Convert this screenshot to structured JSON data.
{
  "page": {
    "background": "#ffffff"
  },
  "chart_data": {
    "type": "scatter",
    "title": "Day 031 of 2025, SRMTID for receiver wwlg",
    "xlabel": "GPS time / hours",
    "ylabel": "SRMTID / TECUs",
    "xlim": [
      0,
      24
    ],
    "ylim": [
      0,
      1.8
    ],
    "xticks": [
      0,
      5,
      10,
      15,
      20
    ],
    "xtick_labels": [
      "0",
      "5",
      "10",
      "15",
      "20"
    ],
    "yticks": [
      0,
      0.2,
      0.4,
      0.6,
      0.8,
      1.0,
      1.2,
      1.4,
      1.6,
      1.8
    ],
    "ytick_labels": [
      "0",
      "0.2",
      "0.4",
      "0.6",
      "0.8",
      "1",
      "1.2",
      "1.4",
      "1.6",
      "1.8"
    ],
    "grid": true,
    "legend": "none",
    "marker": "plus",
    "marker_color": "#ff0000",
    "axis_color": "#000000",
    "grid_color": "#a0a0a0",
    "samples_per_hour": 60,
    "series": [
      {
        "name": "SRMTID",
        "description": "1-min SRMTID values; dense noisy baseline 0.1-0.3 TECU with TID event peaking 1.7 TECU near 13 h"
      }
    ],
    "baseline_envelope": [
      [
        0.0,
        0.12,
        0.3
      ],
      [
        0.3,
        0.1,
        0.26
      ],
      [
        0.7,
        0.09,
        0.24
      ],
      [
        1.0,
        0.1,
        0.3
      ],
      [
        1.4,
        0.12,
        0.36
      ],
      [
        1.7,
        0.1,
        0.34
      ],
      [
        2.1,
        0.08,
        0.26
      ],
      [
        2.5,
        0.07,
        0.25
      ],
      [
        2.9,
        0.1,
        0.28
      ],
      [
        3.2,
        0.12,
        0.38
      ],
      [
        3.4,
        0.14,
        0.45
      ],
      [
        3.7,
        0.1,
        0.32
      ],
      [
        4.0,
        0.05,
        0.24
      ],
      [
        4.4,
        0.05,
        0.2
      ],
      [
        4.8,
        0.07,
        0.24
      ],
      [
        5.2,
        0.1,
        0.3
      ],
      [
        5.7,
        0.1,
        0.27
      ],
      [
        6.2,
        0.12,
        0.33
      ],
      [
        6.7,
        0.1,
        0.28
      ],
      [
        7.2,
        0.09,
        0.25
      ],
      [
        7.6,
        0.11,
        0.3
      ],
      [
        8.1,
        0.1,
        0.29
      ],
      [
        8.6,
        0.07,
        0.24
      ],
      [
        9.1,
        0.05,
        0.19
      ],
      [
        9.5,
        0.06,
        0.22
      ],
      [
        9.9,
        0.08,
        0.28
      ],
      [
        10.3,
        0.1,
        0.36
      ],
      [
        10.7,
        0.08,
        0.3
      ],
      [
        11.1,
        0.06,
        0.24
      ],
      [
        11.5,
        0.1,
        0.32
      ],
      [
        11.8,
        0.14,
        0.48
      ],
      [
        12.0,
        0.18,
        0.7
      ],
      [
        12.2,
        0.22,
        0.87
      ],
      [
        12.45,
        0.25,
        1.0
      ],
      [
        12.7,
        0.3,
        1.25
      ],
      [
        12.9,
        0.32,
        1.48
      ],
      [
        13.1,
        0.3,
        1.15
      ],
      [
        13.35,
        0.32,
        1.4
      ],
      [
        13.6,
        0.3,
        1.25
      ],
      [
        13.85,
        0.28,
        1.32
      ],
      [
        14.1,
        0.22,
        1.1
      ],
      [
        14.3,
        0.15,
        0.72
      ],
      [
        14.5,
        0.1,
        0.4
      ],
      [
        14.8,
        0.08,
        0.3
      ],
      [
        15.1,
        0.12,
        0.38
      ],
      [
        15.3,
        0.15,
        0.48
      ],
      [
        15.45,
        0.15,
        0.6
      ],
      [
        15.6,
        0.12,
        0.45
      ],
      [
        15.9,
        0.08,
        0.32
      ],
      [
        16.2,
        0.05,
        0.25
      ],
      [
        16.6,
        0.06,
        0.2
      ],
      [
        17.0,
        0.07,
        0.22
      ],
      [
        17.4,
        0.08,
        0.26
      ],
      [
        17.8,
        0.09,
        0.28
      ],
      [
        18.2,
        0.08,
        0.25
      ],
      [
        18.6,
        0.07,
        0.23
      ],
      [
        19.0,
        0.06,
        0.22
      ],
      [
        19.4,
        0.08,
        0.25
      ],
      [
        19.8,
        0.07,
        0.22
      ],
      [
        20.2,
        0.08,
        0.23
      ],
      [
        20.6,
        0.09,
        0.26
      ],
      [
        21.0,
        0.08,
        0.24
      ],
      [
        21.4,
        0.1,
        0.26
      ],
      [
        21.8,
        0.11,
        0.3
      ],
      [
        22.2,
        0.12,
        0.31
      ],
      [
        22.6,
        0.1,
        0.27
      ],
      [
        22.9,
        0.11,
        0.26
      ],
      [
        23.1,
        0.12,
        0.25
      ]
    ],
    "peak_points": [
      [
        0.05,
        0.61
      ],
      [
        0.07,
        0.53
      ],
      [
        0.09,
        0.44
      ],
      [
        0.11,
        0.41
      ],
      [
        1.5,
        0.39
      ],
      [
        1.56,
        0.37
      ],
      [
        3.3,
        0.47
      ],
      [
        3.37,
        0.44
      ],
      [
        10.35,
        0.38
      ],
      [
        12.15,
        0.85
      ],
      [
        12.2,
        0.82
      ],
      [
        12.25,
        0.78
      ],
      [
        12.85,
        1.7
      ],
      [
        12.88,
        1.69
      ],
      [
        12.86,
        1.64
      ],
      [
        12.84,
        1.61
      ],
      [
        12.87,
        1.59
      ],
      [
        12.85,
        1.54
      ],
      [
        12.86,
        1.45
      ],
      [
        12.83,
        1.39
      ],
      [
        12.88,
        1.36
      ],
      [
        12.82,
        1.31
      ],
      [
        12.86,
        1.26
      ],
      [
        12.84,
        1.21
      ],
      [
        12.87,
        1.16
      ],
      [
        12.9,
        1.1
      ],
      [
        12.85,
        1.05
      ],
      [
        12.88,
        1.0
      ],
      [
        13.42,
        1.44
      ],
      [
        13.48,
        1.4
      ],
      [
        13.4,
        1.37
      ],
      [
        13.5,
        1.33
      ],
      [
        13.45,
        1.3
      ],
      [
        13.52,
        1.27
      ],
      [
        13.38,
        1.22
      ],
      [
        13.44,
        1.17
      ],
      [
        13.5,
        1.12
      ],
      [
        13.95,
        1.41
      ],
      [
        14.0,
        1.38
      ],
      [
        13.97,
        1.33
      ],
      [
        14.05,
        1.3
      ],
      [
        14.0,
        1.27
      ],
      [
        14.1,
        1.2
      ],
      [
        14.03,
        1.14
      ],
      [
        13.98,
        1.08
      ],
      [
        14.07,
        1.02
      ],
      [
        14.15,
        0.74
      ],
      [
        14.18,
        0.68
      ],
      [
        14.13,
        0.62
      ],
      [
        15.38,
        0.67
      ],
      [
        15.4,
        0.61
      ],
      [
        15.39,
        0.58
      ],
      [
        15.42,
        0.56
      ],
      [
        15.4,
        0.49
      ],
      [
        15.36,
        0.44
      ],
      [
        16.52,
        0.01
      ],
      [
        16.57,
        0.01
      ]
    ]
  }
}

● PROBLEM DESCRIPTION
Exactly reproduce every record.

● RESULT
Convert this screenshot to structured JSON data.
{
  "page": {
    "background": "#ffffff"
  },
  "chart_data": {
    "type": "scatter",
    "title": "Day 031 of 2025, SRMTID for receiver wwlg",
    "xlabel": "GPS time / hours",
    "ylabel": "SRMTID / TECUs",
    "xlim": [
      0,
      24
    ],
    "ylim": [
      0,
      1.8
    ],
    "xticks": [
      0,
      5,
      10,
      15,
      20
    ],
    "xtick_labels": [
      "0",
      "5",
      "10",
      "15",
      "20"
    ],
    "yticks": [
      0,
      0.2,
      0.4,
      0.6,
      0.8,
      1.0,
      1.2,
      1.4,
      1.6,
      1.8
    ],
    "ytick_labels": [
      "0",
      "0.2",
      "0.4",
      "0.6",
      "0.8",
      "1",
      "1.2",
      "1.4",
      "1.6",
      "1.8"
    ],
    "grid": true,
    "legend": "none",
    "marker": "plus",
    "marker_color": "#ff0000",
    "axis_color": "#000000",
    "grid_color": "#a0a0a0",
    "samples_per_hour": 60,
    "series": [
      {
        "name": "SRMTID",
        "description": "1-min SRMTID values; dense noisy baseline 0.1-0.3 TECU with TID event peaking 1.7 TECU near 13 h"
      }
    ],
    "baseline_envelope": [
      [
        0.0,
        0.12,
        0.3
      ],
      [
        0.3,
        0.1,
        0.26
      ],
      [
        0.7,
        0.09,
        0.24
      ],
      [
        1.0,
        0.1,
        0.3
      ],
      [
        1.4,
        0.12,
        0.36
      ],
      [
        1.7,
        0.1,
        0.34
      ],
      [
        2.1,
        0.08,
        0.26
      ],
      [
        2.5,
        0.07,
        0.25
      ],
      [
        2.9,
        0.1,
        0.28
      ],
      [
        3.2,
        0.12,
        0.38
      ],
      [
        3.4,
        0.14,
        0.45
      ],
      [
        3.7,
        0.1,
        0.32
      ],
      [
        4.0,
        0.05,
        0.24
      ],
      [
        4.4,
        0.05,
        0.2
      ],
      [
        4.8,
        0.07,
        0.24
      ],
      [
        5.2,
        0.1,
        0.3
      ],
      [
        5.7,
        0.1,
        0.27
      ],
      [
        6.2,
        0.12,
        0.33
      ],
      [
        6.7,
        0.1,
        0.28
      ],
      [
        7.2,
        0.09,
        0.25
      ],
      [
        7.6,
        0.11,
        0.3
      ],
      [
        8.1,
        0.1,
        0.29
      ],
      [
        8.6,
        0.07,
        0.24
      ],
      [
        9.1,
        0.05,
        0.19
      ],
      [
        9.5,
        0.06,
        0.22
      ],
      [
        9.9,
        0.08,
        0.28
      ],
      [
        10.3,
        0.1,
        0.36
      ],
      [
        10.7,
        0.08,
        0.3
      ],
      [
        11.1,
        0.06,
        0.24
      ],
      [
        11.5,
        0.1,
        0.32
      ],
      [
        11.8,
        0.14,
        0.48
      ],
      [
        12.0,
        0.18,
        0.7
      ],
      [
        12.2,
        0.22,
        0.87
      ],
      [
        12.45,
        0.25,
        1.0
      ],
      [
        12.7,
        0.3,
        1.25
      ],
      [
        12.9,
        0.32,
        1.48
      ],
      [
        13.1,
        0.3,
        1.15
      ],
      [
        13.35,
        0.32,
        1.4
      ],
      [
        13.6,
        0.3,
        1.25
      ],
      [
        13.85,
        0.28,
        1.32
      ],
      [
        14.1,
        0.22,
        1.1
      ],
      [
        14.3,
        0.15,
        0.72
      ],
      [
        14.5,
        0.1,
        0.4
      ],
      [
        14.8,
        0.08,
        0.3
      ],
      [
        15.1,
        0.12,
        0.38
      ],
      [
        15.3,
        0.15,
        0.48
      ],
      [
        15.45,
        0.15,
        0.6
      ],
      [
        15.6,
        0.12,
        0.45
      ],
      [
        15.9,
        0.08,
        0.32
      ],
      [
        16.2,
        0.05,
        0.25
      ],
      [
        16.6,
        0.06,
        0.2
      ],
      [
        17.0,
        0.07,
        0.22
      ],
      [
        17.4,
        0.08,
        0.26
      ],
      [
        17.8,
        0.09,
        0.28
      ],
      [
        18.2,
        0.08,
        0.25
      ],
      [
        18.6,
        0.07,
        0.23
      ],
      [
        19.0,
        0.06,
        0.22
      ],
      [
        19.4,
        0.08,
        0.25
      ],
      [
        19.8,
        0.07,
        0.22
      ],
      [
        20.2,
        0.08,
        0.23
      ],
      [
        20.6,
        0.09,
        0.26
      ],
      [
        21.0,
        0.08,
        0.24
      ],
      [
        21.4,
        0.1,
        0.26
      ],
      [
        21.8,
        0.11,
        0.3
      ],
      [
        22.2,
        0.12,
        0.31
      ],
      [
        22.6,
        0.1,
        0.27
      ],
      [
        22.9,
        0.11,
        0.26
      ],
      [
        23.1,
        0.12,
        0.25
      ]
    ],
    "peak_points": [
      [
        0.05,
        0.61
      ],
      [
        0.07,
        0.53
      ],
      [
        0.09,
        0.44
      ],
      [
        0.11,
        0.41
      ],
      [
        1.5,
        0.39
      ],
      [
        1.56,
        0.37
      ],
      [
        3.3,
        0.47
      ],
      [
        3.37,
        0.44
      ],
      [
        10.35,
        0.38
      ],
      [
        12.15,
        0.85
      ],
      [
        12.2,
        0.82
      ],
      [
        12.25,
        0.78
      ],
      [
        12.85,
        1.7
      ],
      [
        12.88,
        1.69
      ],
      [
        12.86,
        1.64
      ],
      [
        12.84,
        1.61
      ],
      [
        12.87,
        1.59
      ],
      [
        12.85,
        1.54
      ],
      [
        12.86,
        1.45
      ],
      [
        12.83,
        1.39
      ],
      [
        12.88,
        1.36
      ],
      [
        12.82,
        1.31
      ],
      [
        12.86,
        1.26
      ],
      [
        12.84,
        1.21
      ],
      [
        12.87,
        1.16
      ],
      [
        12.9,
        1.1
      ],
      [
        12.85,
        1.05
      ],
      [
        12.88,
        1.0
      ],
      [
        13.42,
        1.44
      ],
      [
        13.48,
        1.4
      ],
      [
        13.4,
        1.37
      ],
      [
        13.5,
        1.33
      ],
      [
        13.45,
        1.3
      ],
      [
        13.52,
        1.27
      ],
      [
        13.38,
        1.22
      ],
      [
        13.44,
        1.17
      ],
      [
        13.5,
        1.12
      ],
      [
        13.95,
        1.41
      ],
      [
        14.0,
        1.38
      ],
      [
        13.97,
        1.33
      ],
      [
        14.05,
        1.3
      ],
      [
        14.0,
        1.27
      ],
      [
        14.1,
        1.2
      ],
      [
        14.03,
        1.14
      ],
      [
        13.98,
        1.08
      ],
      [
        14.07,
        1.02
      ],
      [
        14.15,
        0.74
      ],
      [
        14.18,
        0.68
      ],
      [
        14.13,
        0.62
      ],
      [
        15.38,
        0.67
      ],
      [
        15.4,
        0.61
      ],
      [
        15.39,
        0.58
      ],
      [
        15.42,
        0.56
      ],
      [
        15.4,
        0.49
      ],
      [
        15.36,
        0.44
      ],
      [
        16.52,
        0.01
      ],
      [
        16.57,
        0.01
      ]
    ]
  }
}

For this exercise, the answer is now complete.